* Task statement *
Exactly repeat all the records below, omitting the images they hold.
-- Start of Dataset entries --
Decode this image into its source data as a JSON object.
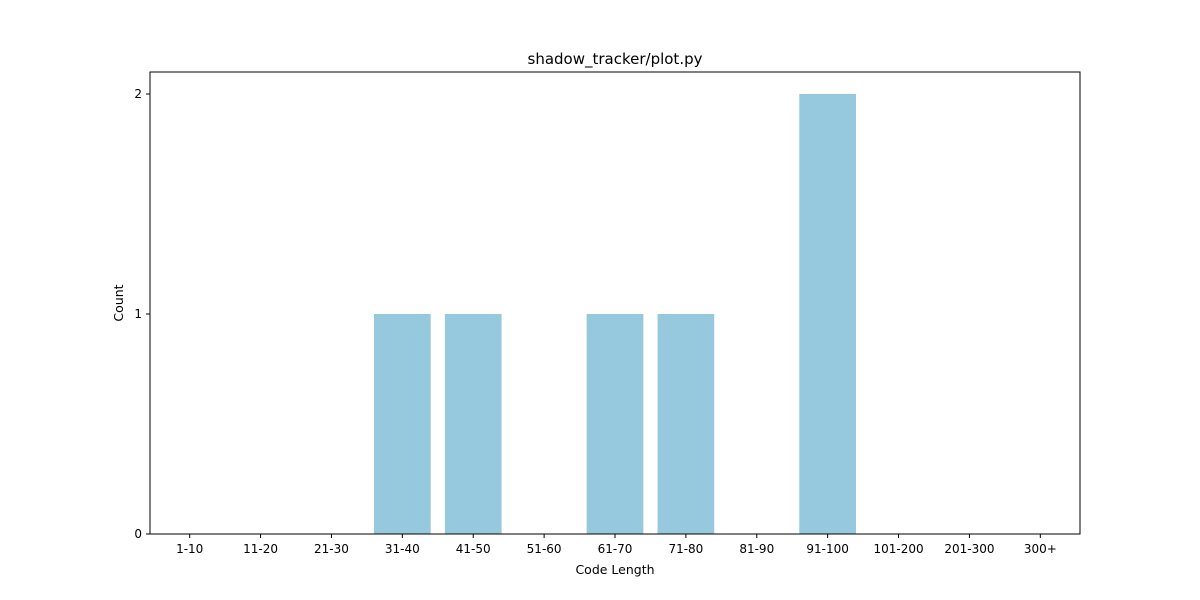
{
  "chart_data": {
    "type": "bar",
    "title": "shadow_tracker/plot.py",
    "xlabel": "Code Length",
    "ylabel": "Count",
    "categories": [
      "1-10",
      "11-20",
      "21-30",
      "31-40",
      "41-50",
      "51-60",
      "61-70",
      "71-80",
      "81-90",
      "91-100",
      "101-200",
      "201-300",
      "300+"
    ],
    "values": [
      0,
      0,
      0,
      1,
      1,
      0,
      1,
      1,
      0,
      2,
      0,
      0,
      0
    ],
    "yticks": [
      0,
      1,
      2
    ],
    "ylim": [
      0,
      2.1
    ],
    "bar_color": "#96c9dd",
    "grid": false
  }
}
-- End of Dataset entries --
* Exercise response *
Decode this image into its source data as a JSON object.
{
  "chart_data": {
    "type": "bar",
    "title": "shadow_tracker/plot.py",
    "xlabel": "Code Length",
    "ylabel": "Count",
    "categories": [
      "1-10",
      "11-20",
      "21-30",
      "31-40",
      "41-50",
      "51-60",
      "61-70",
      "71-80",
      "81-90",
      "91-100",
      "101-200",
      "201-300",
      "300+"
    ],
    "values": [
      0,
      0,
      0,
      1,
      1,
      0,
      1,
      1,
      0,
      2,
      0,
      0,
      0
    ],
    "yticks": [
      0,
      1,
      2
    ],
    "ylim": [
      0,
      2.1
    ],
    "bar_color": "#96c9dd",
    "grid": false
  }
}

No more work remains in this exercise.